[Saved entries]
• • •
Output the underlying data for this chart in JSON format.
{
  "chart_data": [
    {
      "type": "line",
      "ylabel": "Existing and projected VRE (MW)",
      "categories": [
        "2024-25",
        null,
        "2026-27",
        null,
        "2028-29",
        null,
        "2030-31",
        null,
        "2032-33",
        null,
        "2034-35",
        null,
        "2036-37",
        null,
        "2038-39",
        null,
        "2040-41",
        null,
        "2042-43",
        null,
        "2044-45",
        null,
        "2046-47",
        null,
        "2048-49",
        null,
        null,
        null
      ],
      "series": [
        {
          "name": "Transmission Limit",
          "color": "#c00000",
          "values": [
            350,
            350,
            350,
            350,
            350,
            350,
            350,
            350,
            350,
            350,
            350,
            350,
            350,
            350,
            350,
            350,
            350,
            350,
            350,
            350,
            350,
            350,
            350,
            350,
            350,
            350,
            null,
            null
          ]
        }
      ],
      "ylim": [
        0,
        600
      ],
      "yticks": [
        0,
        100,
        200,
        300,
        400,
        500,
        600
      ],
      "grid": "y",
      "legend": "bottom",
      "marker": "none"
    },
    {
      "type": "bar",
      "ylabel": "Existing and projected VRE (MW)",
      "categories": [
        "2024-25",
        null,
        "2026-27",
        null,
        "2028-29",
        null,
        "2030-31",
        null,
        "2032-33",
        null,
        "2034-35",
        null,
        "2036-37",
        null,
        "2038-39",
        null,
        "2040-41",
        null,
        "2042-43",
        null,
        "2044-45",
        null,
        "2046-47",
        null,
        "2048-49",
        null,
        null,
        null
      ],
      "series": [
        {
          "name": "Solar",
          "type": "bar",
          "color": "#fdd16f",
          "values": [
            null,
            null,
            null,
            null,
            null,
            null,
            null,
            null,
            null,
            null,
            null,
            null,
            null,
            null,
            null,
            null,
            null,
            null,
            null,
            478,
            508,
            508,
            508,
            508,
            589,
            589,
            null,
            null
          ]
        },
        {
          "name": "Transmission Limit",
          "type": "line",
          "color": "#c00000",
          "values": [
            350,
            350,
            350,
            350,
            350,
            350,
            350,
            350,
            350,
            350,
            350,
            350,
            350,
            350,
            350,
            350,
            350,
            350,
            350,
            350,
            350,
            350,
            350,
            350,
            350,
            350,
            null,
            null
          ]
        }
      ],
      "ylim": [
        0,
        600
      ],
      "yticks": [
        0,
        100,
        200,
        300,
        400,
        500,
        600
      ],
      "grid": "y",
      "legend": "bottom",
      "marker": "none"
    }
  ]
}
• • •
> TASK BRIEF
Extract the full listing above without altering anything.

> RESPONSE TO THE TASK
Output the underlying data for this chart in JSON format.
{
  "chart_data": [
    {
      "type": "line",
      "ylabel": "Existing and projected VRE (MW)",
      "categories": [
        "2024-25",
        null,
        "2026-27",
        null,
        "2028-29",
        null,
        "2030-31",
        null,
        "2032-33",
        null,
        "2034-35",
        null,
        "2036-37",
        null,
        "2038-39",
        null,
        "2040-41",
        null,
        "2042-43",
        null,
        "2044-45",
        null,
        "2046-47",
        null,
        "2048-49",
        null,
        null,
        null
      ],
      "series": [
        {
          "name": "Transmission Limit",
          "color": "#c00000",
          "values": [
            350,
            350,
            350,
            350,
            350,
            350,
            350,
            350,
            350,
            350,
            350,
            350,
            350,
            350,
            350,
            350,
            350,
            350,
            350,
            350,
            350,
            350,
            350,
            350,
            350,
            350,
            null,
            null
          ]
        }
      ],
      "ylim": [
        0,
        600
      ],
      "yticks": [
        0,
        100,
        200,
        300,
        400,
        500,
        600
      ],
      "grid": "y",
      "legend": "bottom",
      "marker": "none"
    },
    {
      "type": "bar",
      "ylabel": "Existing and projected VRE (MW)",
      "categories": [
        "2024-25",
        null,
        "2026-27",
        null,
        "2028-29",
        null,
        "2030-31",
        null,
        "2032-33",
        null,
        "2034-35",
        null,
        "2036-37",
        null,
        "2038-39",
        null,
        "2040-41",
        null,
        "2042-43",
        null,
        "2044-45",
        null,
        "2046-47",
        null,
        "2048-49",
        null,
        null,
        null
      ],
      "series": [
        {
          "name": "Solar",
          "type": "bar",
          "color": "#fdd16f",
          "values": [
            null,
            null,
            null,
            null,
            null,
            null,
            null,
            null,
            null,
            null,
            null,
            null,
            null,
            null,
            null,
            null,
            null,
            null,
            null,
            478,
            508,
            508,
            508,
            508,
            589,
            589,
            null,
            null
          ]
        },
        {
          "name": "Transmission Limit",
          "type": "line",
          "color": "#c00000",
          "values": [
            350,
            350,
            350,
            350,
            350,
            350,
            350,
            350,
            350,
            350,
            350,
            350,
            350,
            350,
            350,
            350,
            350,
            350,
            350,
            350,
            350,
            350,
            350,
            350,
            350,
            350,
            null,
            null
          ]
        }
      ],
      "ylim": [
        0,
        600
      ],
      "yticks": [
        0,
        100,
        200,
        300,
        400,
        500,
        600
      ],
      "grid": "y",
      "legend": "bottom",
      "marker": "none"
    }
  ]
}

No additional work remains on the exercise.